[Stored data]
****************************************
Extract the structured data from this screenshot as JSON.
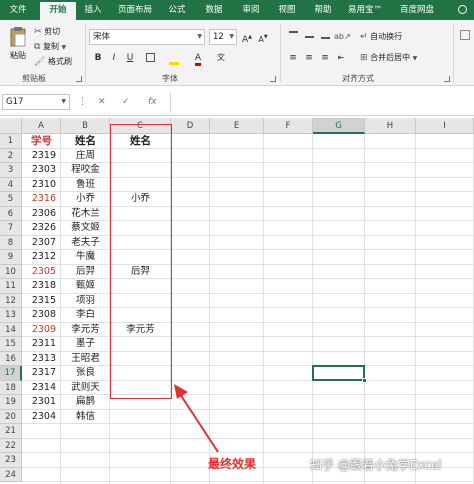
{
  "ribbon_tabs": [
    "文件",
    "开始",
    "插入",
    "页面布局",
    "公式",
    "数据",
    "审阅",
    "视图",
    "帮助",
    "易用宝™",
    "百度网盘"
  ],
  "active_tab": "开始",
  "clipboard": {
    "paste": "粘贴",
    "cut": "剪切",
    "copy": "复制",
    "format_painter": "格式刷",
    "group": "剪贴板"
  },
  "font": {
    "name": "宋体",
    "size": "12",
    "bold": "B",
    "italic": "I",
    "underline": "U",
    "wen": "文",
    "group": "字体"
  },
  "alignment": {
    "wrap": "自动换行",
    "merge": "合并后居中",
    "group": "对齐方式"
  },
  "formula_bar": {
    "name_box": "G17",
    "fx": "fx",
    "content": ""
  },
  "columns": [
    "A",
    "B",
    "C",
    "D",
    "E",
    "F",
    "G",
    "H",
    "I"
  ],
  "selected_column": "G",
  "rows": [
    "1",
    "2",
    "3",
    "4",
    "5",
    "6",
    "7",
    "8",
    "9",
    "10",
    "11",
    "12",
    "13",
    "14",
    "15",
    "16",
    "17",
    "18",
    "19",
    "20",
    "21",
    "22",
    "23",
    "24"
  ],
  "selected_row": "17",
  "header_row": {
    "a": "学号",
    "b": "姓名",
    "c": "姓名"
  },
  "data_rows": [
    {
      "id": "2319",
      "name": "庄周",
      "c": "",
      "red": false
    },
    {
      "id": "2303",
      "name": "程咬金",
      "c": "",
      "red": false
    },
    {
      "id": "2310",
      "name": "鲁班",
      "c": "",
      "red": false
    },
    {
      "id": "2316",
      "name": "小乔",
      "c": "小乔",
      "red": true
    },
    {
      "id": "2306",
      "name": "花木兰",
      "c": "",
      "red": false
    },
    {
      "id": "2326",
      "name": "蔡文姬",
      "c": "",
      "red": false
    },
    {
      "id": "2307",
      "name": "老夫子",
      "c": "",
      "red": false
    },
    {
      "id": "2312",
      "name": "牛魔",
      "c": "",
      "red": false
    },
    {
      "id": "2305",
      "name": "后羿",
      "c": "后羿",
      "red": true
    },
    {
      "id": "2318",
      "name": "甄姬",
      "c": "",
      "red": false
    },
    {
      "id": "2315",
      "name": "项羽",
      "c": "",
      "red": false
    },
    {
      "id": "2308",
      "name": "李白",
      "c": "",
      "red": false
    },
    {
      "id": "2309",
      "name": "李元芳",
      "c": "李元芳",
      "red": true
    },
    {
      "id": "2311",
      "name": "墨子",
      "c": "",
      "red": false
    },
    {
      "id": "2313",
      "name": "王昭君",
      "c": "",
      "red": false
    },
    {
      "id": "2317",
      "name": "张良",
      "c": "",
      "red": false
    },
    {
      "id": "2314",
      "name": "武则天",
      "c": "",
      "red": false
    },
    {
      "id": "2301",
      "name": "扁鹊",
      "c": "",
      "red": false
    },
    {
      "id": "2304",
      "name": "韩信",
      "c": "",
      "red": false
    }
  ],
  "annotation": "最终效果",
  "watermark": "知乎 @跟着小兔学Excel",
  "colors": {
    "accent": "#217346",
    "annotation": "#e03131",
    "red_text": "#c0392b"
  }
}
****************************************
**What you need to do**
Read the entries and pick out all lines that include the word "annotation".

**Solution**
  "annotation": "最终效果",
    "annotation": "#e03131",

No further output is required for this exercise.